[Saved entries]
* * * * *

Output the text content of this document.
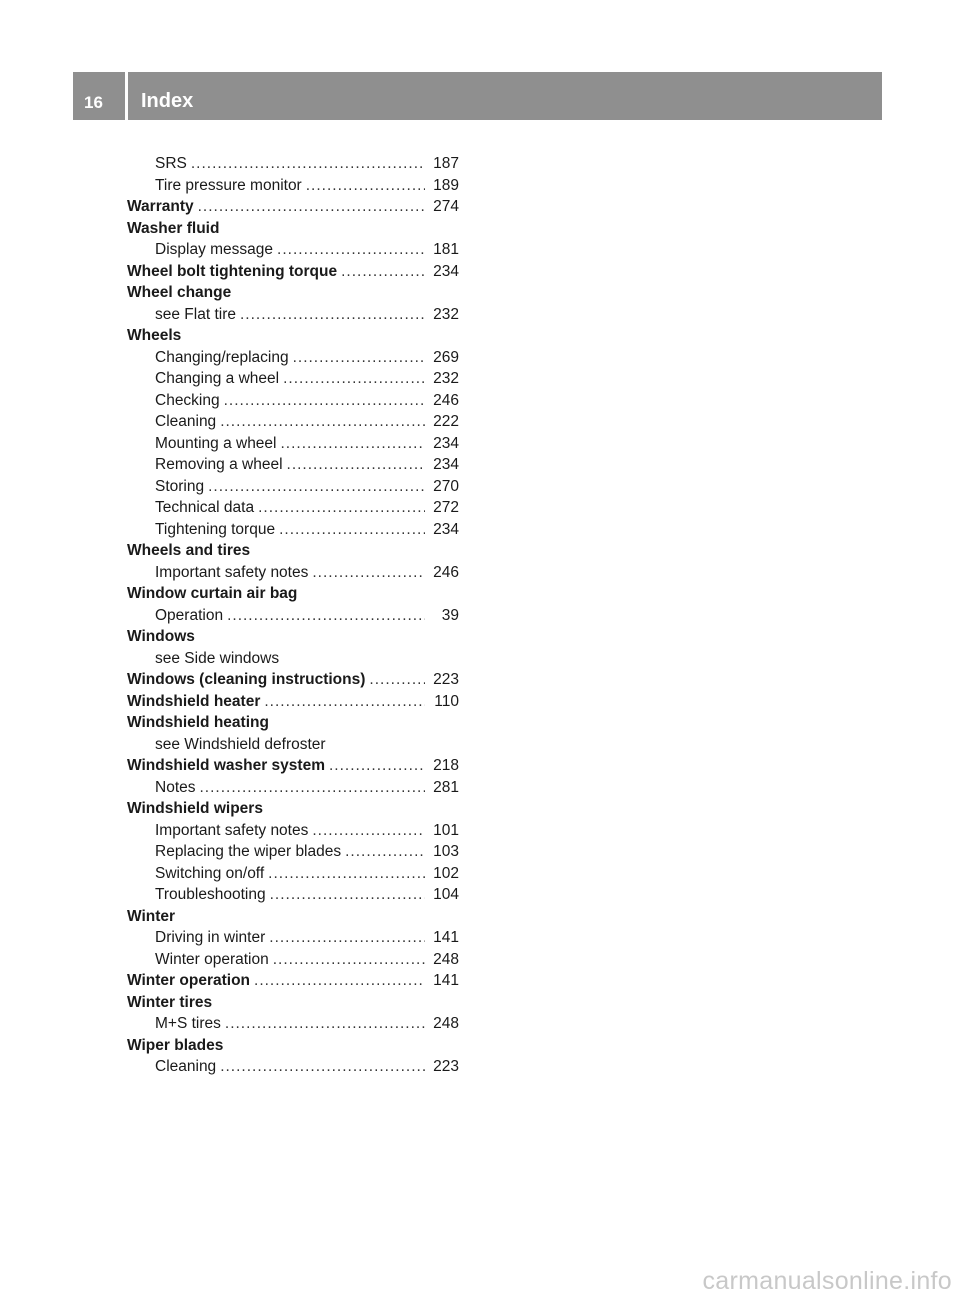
16	Index
SRS .....	187
Tire pressure monitor .....	189
Warranty .....	274
Washer fluid
Display message .....	181
Wheel bolt tightening torque .....	234
Wheel change
see Flat tire .....	232
Wheels
Changing/replacing .....	269
Changing a wheel .....	232
Checking .....	246
Cleaning .....	222
Mounting a wheel .....	234
Removing a wheel .....	234
Storing .....	270
Technical data .....	272
Tightening torque .....	234
Wheels and tires
Important safety notes .....	246
Window curtain air bag
Operation .....	39
Windows
see Side windows
Windows (cleaning instructions) .....	223
Windshield heater .....	110
Windshield heating
see Windshield defroster
Windshield washer system .....	218
Notes .....	281
Windshield wipers
Important safety notes .....	101
Replacing the wiper blades .....	103
Switching on/off .....	102
Troubleshooting .....	104
Winter
Driving in winter .....	141
Winter operation .....	248
Winter operation .....	141
Winter tires
M+S tires .....	248
Wiper blades
Cleaning .....	223
carmanualsonline.info
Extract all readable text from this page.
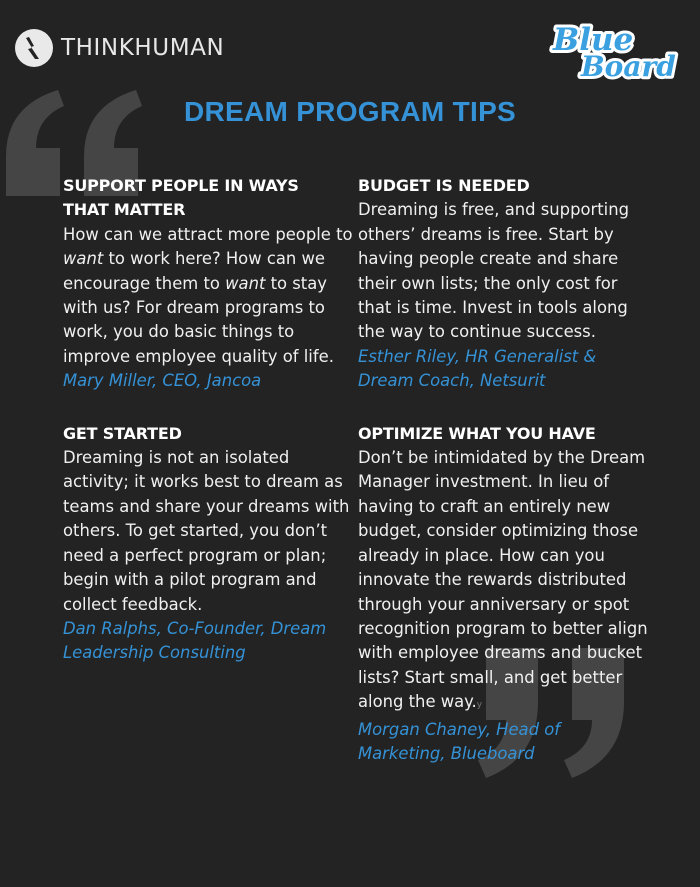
THINKHUMAN	Blue
Board
DREAM PROGRAM TIPS

SUPPORT PEOPLE IN WAYS
THAT MATTER

How can we attract more people to want to work here? How can we encourage them to want to stay with us? For dream programs to work, you do basic things to improve employee quality of life.

Mary Miller, CEO, Jancoa

GET STARTED

Dreaming is not an isolated activity; it works best to dream as teams and share your dreams with others. To get started, you don’t need a perfect program or plan; begin with a pilot program and collect feedback.

Dan Ralphs, Co-Founder, Dream Leadership Consulting

BUDGET IS NEEDED

Dreaming is free, and supporting others’ dreams is free. Start by having people create and share their own lists; the only cost for that is time. Invest in tools along the way to continue success.

Esther Riley, HR Generalist & Dream Coach, Netsurit

OPTIMIZE WHAT YOU HAVE

Don’t be intimidated by the Dream Manager investment. In lieu of having to craft an entirely new budget, consider optimizing those already in place. How can you innovate the rewards distributed through your anniversary or spot recognition program to better align with employee dreams and bucket lists? Start small, and get better along the way.y

Morgan Chaney, Head of Marketing, Blueboard
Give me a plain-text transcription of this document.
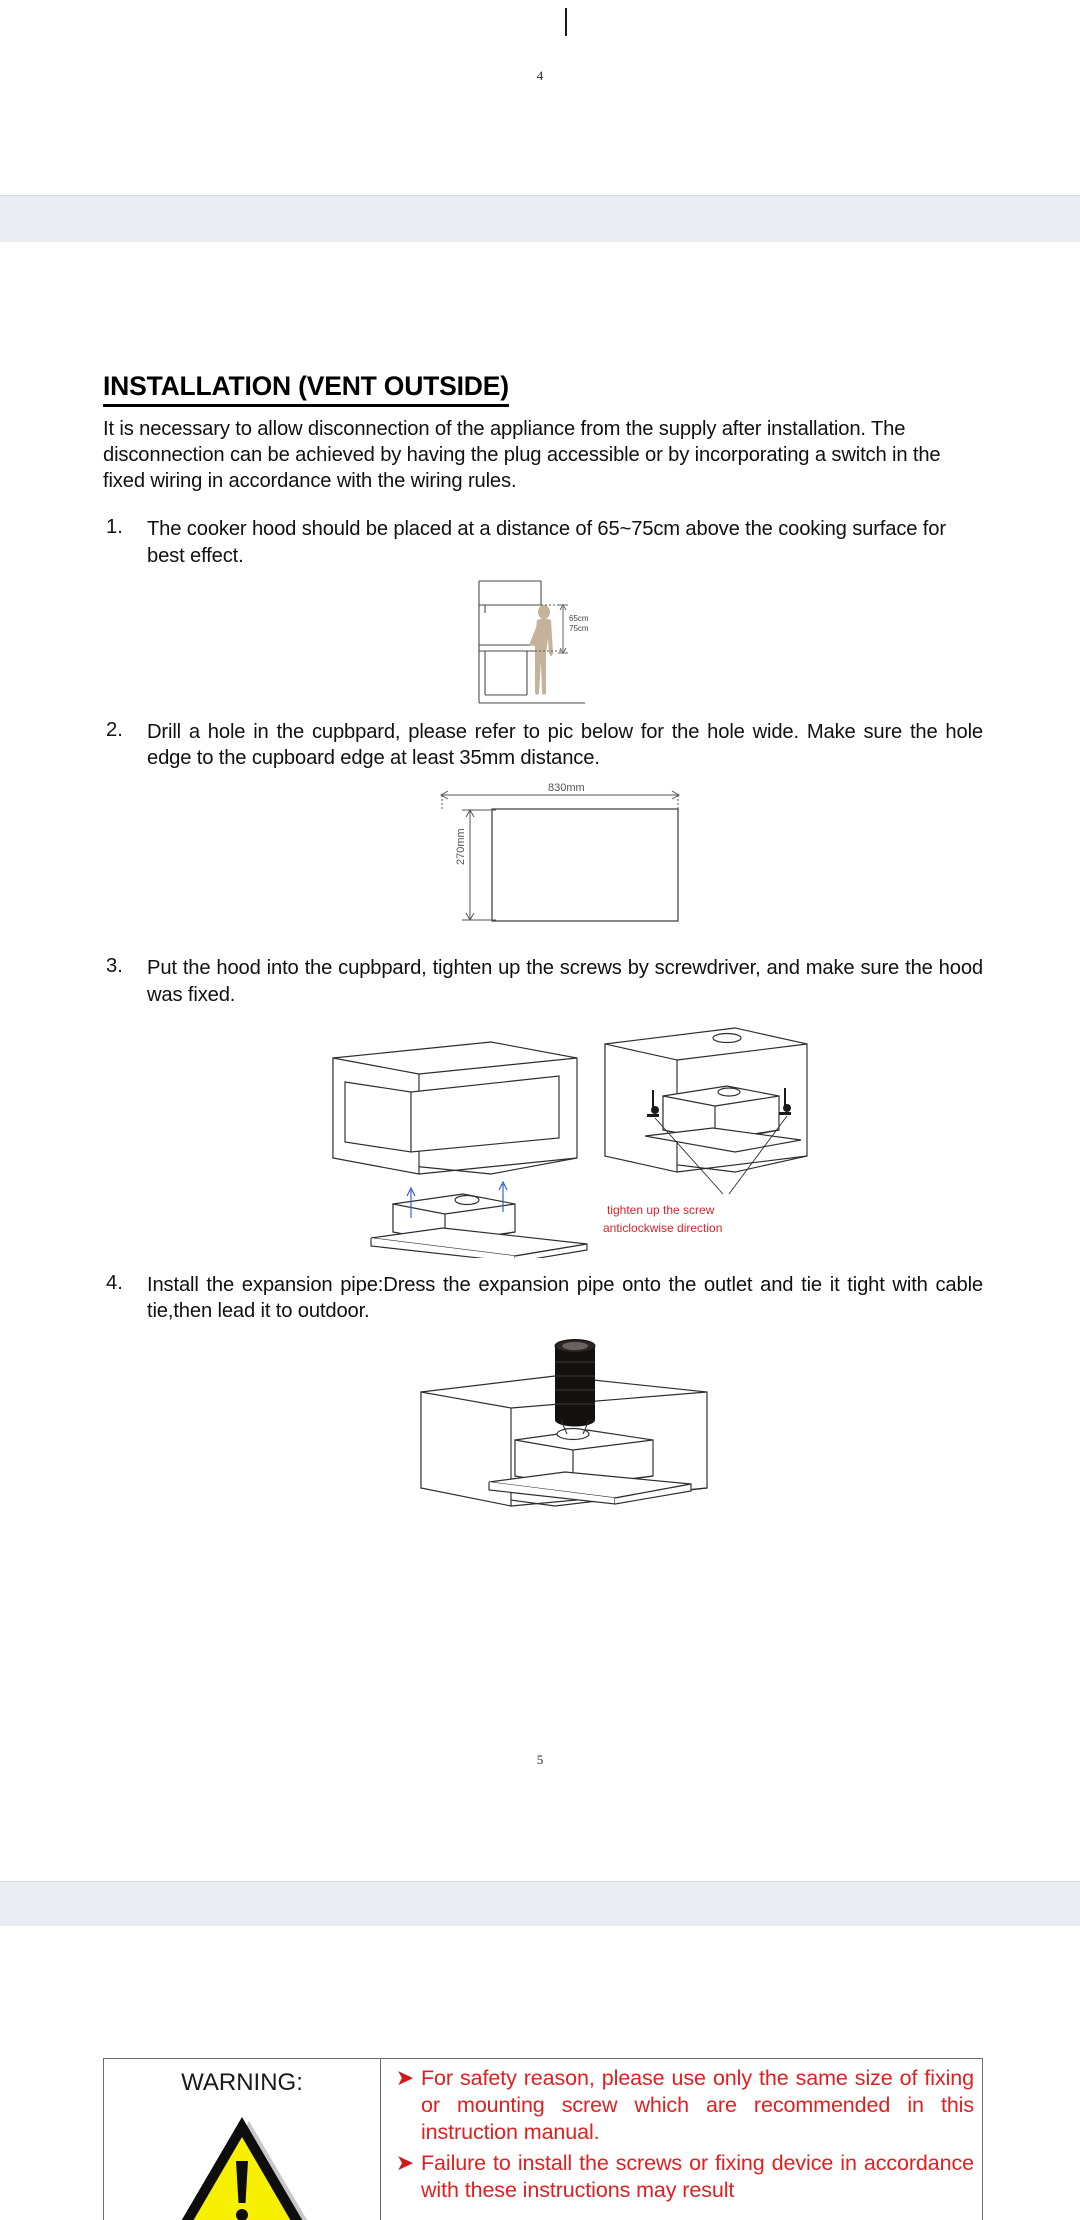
4
INSTALLATION (VENT OUTSIDE)

It is necessary to allow disconnection of the appliance from the supply after installation. The disconnection can be achieved by having the plug accessible or by incorporating a switch in the fixed wiring in accordance with the wiring rules.

1.	The cooker hood should be placed at a distance of 65~75cm above the cooking surface for best effect.
65cm
75cm
2.	Drill a hole in the cupbpard, please refer to pic below for the hole wide. Make sure the hole edge to the cupboard edge at least 35mm distance.
830mm
270mm
3.	Put the hood into the cupbpard, tighten up the screws by screwdriver, and make sure the hood was fixed.
tighten up the screw
anticlockwise direction
4.	Install the expansion pipe:Dress the expansion pipe onto the outlet and tie it tight with cable tie,then lead it to outdoor.
5
WARNING:	➤ For safety reason, please use only the same size of fixing or mounting screw which are recommended in this instruction manual.
➤ Failure to install the screws or fixing device in accordance with these instructions may result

* * * * *

Problem details — Copy out all of the data word for word. Do not carry over any picture.

Solution for this exercise —
Output the text content of this document.
16	Index
SRS .....	187
Tire pressure monitor .....	189
Warranty .....	274
Washer fluid
Display message .....	181
Wheel bolt tightening torque .....	234
Wheel change
see Flat tire .....	232
Wheels
Changing/replacing .....	269
Changing a wheel .....	232
Checking .....	246
Cleaning .....	222
Mounting a wheel .....	234
Removing a wheel .....	234
Storing .....	270
Technical data .....	272
Tightening torque .....	234
Wheels and tires
Important safety notes .....	246
Window curtain air bag
Operation .....	39
Windows
see Side windows
Windows (cleaning instructions) .....	223
Windshield heater .....	110
Windshield heating
see Windshield defroster
Windshield washer system .....	218
Notes .....	281
Windshield wipers
Important safety notes .....	101
Replacing the wiper blades .....	103
Switching on/off .....	102
Troubleshooting .....	104
Winter
Driving in winter .....	141
Winter operation .....	248
Winter operation .....	141
Winter tires
M+S tires .....	248
Wiper blades
Cleaning .....	223
carmanualsonline.info
Extract all readable text from this page.
THINKHUMAN	Blue
Board
DREAM PROGRAM TIPS

SUPPORT PEOPLE IN WAYS
THAT MATTER

How can we attract more people to want to work here? How can we encourage them to want to stay with us? For dream programs to work, you do basic things to improve employee quality of life.

Mary Miller, CEO, Jancoa

GET STARTED

Dreaming is not an isolated activity; it works best to dream as teams and share your dreams with others. To get started, you don’t need a perfect program or plan; begin with a pilot program and collect feedback.

Dan Ralphs, Co-Founder, Dream Leadership Consulting

BUDGET IS NEEDED

Dreaming is free, and supporting others’ dreams is free. Start by having people create and share their own lists; the only cost for that is time. Invest in tools along the way to continue success.

Esther Riley, HR Generalist & Dream Coach, Netsurit

OPTIMIZE WHAT YOU HAVE

Don’t be intimidated by the Dream Manager investment. In lieu of having to craft an entirely new budget, consider optimizing those already in place. How can you innovate the rewards distributed through your anniversary or spot recognition program to better align with employee dreams and bucket lists? Start small, and get better along the way.y

Morgan Chaney, Head of Marketing, Blueboard
Give me a plain-text transcription of this document.
4
INSTALLATION (VENT OUTSIDE)

It is necessary to allow disconnection of the appliance from the supply after installation. The disconnection can be achieved by having the plug accessible or by incorporating a switch in the fixed wiring in accordance with the wiring rules.

1.	The cooker hood should be placed at a distance of 65~75cm above the cooking surface for best effect.
65cm
75cm
2.	Drill a hole in the cupbpard, please refer to pic below for the hole wide. Make sure the hole edge to the cupboard edge at least 35mm distance.
830mm
270mm
3.	Put the hood into the cupbpard, tighten up the screws by screwdriver, and make sure the hood was fixed.
tighten up the screw
anticlockwise direction
4.	Install the expansion pipe:Dress the expansion pipe onto the outlet and tie it tight with cable tie,then lead it to outdoor.
5
WARNING:	➤ For safety reason, please use only the same size of fixing or mounting screw which are recommended in this instruction manual.
➤ Failure to install the screws or fixing device in accordance with these instructions may result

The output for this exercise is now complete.